▸ **What you will do**
Could you print the lines below unchanged, from the very first one through the line containing "x-tick-label: 1,6: [288, 260, 304, 272]", with both of those included?

-- begin Material to process --

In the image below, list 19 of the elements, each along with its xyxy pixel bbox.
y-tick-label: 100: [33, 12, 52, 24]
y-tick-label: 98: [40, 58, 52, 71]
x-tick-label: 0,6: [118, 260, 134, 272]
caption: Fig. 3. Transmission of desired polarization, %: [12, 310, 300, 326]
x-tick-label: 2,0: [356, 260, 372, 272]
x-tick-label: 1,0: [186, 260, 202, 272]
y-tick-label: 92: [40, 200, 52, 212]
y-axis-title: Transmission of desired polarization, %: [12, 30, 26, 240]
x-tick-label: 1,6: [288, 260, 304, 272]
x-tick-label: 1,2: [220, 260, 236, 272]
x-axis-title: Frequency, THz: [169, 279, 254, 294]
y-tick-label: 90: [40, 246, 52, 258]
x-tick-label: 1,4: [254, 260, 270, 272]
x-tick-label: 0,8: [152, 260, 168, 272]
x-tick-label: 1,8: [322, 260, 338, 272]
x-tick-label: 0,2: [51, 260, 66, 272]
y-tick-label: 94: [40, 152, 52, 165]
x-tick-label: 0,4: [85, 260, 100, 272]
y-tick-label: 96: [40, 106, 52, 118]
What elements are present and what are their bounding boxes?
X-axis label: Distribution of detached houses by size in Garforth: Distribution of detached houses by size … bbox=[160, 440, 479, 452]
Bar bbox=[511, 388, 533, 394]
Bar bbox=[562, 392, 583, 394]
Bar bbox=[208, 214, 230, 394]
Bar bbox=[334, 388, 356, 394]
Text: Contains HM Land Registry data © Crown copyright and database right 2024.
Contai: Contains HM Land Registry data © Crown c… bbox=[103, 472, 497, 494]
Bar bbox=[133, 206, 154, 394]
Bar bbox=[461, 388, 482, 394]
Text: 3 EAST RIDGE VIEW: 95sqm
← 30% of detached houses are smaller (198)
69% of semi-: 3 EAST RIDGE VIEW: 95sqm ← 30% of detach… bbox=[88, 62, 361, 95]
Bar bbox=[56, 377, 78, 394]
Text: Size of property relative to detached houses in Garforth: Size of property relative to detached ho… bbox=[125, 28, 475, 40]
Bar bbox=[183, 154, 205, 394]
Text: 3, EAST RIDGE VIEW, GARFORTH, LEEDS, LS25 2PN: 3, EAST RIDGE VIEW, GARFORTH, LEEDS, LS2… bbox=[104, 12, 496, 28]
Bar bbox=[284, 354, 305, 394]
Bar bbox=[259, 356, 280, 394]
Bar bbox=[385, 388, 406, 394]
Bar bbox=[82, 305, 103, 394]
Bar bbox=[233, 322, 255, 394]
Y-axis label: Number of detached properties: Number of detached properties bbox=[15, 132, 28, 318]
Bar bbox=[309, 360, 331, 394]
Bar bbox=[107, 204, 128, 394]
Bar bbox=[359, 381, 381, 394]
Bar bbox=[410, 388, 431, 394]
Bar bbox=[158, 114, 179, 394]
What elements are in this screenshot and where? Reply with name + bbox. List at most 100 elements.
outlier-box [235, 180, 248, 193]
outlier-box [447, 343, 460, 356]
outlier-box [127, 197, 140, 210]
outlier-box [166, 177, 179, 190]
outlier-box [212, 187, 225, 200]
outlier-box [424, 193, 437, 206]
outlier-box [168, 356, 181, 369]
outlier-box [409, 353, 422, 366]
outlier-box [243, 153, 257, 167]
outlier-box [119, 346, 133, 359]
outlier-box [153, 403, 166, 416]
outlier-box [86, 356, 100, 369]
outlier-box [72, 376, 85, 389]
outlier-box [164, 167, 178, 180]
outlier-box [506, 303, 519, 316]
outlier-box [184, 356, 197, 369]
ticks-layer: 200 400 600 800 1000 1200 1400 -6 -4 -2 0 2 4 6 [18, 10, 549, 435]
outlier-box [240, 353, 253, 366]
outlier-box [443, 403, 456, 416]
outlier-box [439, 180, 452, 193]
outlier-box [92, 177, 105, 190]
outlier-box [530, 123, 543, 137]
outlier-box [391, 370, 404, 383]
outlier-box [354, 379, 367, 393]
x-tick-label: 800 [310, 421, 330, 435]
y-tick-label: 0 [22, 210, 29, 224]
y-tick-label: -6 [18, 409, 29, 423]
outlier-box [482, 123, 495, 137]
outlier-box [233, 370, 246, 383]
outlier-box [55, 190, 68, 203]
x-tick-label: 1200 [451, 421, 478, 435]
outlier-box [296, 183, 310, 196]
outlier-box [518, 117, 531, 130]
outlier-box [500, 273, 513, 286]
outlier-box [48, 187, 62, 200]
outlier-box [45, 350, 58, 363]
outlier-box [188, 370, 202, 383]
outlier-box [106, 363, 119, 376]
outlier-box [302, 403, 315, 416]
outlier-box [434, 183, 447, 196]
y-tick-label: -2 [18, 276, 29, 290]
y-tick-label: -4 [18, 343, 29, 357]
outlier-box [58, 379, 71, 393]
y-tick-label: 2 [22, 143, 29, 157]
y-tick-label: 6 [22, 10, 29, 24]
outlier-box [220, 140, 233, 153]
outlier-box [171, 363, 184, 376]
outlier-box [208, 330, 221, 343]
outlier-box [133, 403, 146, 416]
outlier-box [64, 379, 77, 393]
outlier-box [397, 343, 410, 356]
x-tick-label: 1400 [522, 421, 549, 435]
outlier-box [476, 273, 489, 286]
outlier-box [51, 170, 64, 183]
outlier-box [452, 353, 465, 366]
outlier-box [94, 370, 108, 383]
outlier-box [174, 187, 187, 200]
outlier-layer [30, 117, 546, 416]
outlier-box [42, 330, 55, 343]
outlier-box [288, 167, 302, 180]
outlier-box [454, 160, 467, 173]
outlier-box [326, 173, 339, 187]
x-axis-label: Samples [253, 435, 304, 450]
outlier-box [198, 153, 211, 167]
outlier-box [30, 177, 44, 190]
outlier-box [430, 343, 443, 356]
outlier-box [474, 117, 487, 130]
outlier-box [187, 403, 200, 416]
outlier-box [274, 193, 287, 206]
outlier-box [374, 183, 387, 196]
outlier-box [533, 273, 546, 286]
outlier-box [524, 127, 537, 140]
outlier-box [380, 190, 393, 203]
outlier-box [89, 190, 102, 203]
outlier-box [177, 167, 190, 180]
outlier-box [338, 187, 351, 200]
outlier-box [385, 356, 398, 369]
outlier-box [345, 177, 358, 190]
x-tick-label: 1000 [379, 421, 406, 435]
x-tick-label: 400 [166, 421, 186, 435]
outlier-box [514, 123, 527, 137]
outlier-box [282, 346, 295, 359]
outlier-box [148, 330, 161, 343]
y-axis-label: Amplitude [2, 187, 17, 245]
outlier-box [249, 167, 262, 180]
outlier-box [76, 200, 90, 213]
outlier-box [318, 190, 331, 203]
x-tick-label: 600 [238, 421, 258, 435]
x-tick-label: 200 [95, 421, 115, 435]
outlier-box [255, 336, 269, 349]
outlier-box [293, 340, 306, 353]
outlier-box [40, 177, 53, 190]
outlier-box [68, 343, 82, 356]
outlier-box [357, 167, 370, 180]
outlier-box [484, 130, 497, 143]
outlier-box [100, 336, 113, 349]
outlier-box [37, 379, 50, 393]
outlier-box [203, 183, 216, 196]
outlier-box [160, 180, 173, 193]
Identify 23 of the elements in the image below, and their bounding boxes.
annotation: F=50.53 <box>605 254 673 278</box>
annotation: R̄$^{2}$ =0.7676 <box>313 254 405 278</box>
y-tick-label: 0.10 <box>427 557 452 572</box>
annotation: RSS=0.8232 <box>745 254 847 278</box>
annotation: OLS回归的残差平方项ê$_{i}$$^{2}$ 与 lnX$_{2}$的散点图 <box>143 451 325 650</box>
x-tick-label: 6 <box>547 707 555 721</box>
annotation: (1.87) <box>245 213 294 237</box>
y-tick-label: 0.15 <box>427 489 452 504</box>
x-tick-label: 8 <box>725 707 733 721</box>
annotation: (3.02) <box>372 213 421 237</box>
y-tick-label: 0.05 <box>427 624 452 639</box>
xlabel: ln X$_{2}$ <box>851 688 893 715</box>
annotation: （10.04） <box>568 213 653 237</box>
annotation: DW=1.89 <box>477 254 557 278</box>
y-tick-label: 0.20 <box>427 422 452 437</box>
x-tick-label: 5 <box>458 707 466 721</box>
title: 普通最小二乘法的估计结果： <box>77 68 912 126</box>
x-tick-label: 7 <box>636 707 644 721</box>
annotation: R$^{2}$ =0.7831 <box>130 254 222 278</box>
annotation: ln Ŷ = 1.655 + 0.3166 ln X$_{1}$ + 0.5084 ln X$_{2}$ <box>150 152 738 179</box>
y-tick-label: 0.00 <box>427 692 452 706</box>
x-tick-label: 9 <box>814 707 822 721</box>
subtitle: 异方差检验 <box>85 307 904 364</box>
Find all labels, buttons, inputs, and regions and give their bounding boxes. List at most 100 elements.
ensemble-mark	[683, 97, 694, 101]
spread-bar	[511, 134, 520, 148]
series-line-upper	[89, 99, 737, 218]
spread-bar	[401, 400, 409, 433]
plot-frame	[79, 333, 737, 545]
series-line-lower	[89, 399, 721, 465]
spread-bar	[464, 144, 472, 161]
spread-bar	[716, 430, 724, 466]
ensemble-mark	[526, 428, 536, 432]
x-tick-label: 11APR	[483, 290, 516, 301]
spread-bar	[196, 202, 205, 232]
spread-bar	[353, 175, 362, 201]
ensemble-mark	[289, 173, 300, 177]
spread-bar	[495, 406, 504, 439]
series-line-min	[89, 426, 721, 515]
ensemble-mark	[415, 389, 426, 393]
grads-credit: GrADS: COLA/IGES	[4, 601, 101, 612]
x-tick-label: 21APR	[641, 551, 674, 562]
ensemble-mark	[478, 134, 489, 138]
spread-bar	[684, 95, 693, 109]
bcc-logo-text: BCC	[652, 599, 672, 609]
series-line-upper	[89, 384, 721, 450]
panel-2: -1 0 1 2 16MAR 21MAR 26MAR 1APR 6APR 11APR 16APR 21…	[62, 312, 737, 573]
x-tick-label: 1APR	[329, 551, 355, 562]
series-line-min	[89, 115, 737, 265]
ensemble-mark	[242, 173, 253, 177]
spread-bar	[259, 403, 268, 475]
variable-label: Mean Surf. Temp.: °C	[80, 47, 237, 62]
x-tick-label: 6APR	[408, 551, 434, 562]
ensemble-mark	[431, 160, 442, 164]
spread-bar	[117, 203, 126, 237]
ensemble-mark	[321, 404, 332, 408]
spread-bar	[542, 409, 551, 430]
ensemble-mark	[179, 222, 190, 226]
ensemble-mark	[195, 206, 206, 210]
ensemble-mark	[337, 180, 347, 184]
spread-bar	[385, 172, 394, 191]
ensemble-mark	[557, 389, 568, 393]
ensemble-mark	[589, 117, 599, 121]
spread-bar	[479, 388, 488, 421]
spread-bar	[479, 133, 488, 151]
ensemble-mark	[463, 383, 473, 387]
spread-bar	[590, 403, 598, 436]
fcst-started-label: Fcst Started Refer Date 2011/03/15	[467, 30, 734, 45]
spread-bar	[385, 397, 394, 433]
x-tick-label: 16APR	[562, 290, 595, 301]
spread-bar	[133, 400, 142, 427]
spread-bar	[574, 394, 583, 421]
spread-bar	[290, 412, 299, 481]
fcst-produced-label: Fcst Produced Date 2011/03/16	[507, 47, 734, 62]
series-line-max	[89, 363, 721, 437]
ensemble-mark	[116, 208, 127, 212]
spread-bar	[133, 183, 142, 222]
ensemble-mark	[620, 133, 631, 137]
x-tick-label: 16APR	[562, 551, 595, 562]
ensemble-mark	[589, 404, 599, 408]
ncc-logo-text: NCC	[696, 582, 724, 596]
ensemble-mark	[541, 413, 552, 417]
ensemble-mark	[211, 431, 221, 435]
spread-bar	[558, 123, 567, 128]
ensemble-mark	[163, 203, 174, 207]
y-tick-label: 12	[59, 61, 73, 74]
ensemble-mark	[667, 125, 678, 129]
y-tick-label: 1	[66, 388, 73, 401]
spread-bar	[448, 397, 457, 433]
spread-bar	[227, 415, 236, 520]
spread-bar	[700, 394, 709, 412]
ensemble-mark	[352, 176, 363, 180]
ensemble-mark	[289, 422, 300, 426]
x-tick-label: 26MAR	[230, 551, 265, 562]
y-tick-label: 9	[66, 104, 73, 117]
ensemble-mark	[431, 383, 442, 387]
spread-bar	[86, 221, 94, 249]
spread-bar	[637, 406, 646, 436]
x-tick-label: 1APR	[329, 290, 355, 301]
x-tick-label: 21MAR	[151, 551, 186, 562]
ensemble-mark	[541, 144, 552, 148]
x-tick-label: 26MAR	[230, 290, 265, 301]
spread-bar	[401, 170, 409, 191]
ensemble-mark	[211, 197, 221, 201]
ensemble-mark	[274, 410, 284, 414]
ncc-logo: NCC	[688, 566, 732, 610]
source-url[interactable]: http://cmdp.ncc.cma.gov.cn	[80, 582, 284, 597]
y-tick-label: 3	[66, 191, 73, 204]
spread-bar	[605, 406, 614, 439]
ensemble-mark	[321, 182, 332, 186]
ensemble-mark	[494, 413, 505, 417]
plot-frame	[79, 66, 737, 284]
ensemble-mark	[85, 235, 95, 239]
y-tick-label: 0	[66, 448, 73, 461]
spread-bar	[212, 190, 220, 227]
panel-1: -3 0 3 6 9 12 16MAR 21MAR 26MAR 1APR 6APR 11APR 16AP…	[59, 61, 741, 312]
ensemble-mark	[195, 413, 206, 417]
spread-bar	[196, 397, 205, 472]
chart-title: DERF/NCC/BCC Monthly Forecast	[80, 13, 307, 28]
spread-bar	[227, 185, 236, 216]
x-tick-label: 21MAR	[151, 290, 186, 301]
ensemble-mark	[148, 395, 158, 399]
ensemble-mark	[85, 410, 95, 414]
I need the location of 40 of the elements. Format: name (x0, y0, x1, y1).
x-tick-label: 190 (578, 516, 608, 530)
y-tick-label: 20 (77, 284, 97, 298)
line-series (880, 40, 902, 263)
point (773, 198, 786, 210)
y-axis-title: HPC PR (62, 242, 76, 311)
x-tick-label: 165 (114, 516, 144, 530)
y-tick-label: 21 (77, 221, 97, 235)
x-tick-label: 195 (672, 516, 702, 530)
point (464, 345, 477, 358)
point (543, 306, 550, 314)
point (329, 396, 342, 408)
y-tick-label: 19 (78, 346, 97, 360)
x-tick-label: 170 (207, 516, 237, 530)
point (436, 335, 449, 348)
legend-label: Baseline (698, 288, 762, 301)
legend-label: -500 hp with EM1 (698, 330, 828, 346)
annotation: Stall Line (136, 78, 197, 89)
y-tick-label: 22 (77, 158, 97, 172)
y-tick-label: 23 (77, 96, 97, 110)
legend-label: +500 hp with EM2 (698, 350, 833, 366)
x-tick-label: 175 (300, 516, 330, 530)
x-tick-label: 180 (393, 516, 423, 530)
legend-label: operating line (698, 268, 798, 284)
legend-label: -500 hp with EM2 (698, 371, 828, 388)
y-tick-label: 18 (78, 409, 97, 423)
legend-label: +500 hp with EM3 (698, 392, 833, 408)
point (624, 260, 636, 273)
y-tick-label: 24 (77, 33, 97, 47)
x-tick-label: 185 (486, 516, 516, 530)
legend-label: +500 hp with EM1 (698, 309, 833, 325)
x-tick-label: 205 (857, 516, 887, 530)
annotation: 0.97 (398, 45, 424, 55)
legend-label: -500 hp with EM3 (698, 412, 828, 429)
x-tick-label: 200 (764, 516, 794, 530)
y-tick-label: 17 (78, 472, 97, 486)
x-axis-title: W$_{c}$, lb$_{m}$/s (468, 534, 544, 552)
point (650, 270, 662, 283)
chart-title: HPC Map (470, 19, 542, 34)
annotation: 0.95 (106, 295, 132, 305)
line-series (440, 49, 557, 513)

-- end Material to process --

▸ **Answer for this exercise**
In the image below, list 19 of the elements, each along with its xyxy pixel bbox.
y-tick-label: 100: [33, 12, 52, 24]
y-tick-label: 98: [40, 58, 52, 71]
x-tick-label: 0,6: [118, 260, 134, 272]
caption: Fig. 3. Transmission of desired polarization, %: [12, 310, 300, 326]
x-tick-label: 2,0: [356, 260, 372, 272]
x-tick-label: 1,0: [186, 260, 202, 272]
y-tick-label: 92: [40, 200, 52, 212]
y-axis-title: Transmission of desired polarization, %: [12, 30, 26, 240]
x-tick-label: 1,6: [288, 260, 304, 272]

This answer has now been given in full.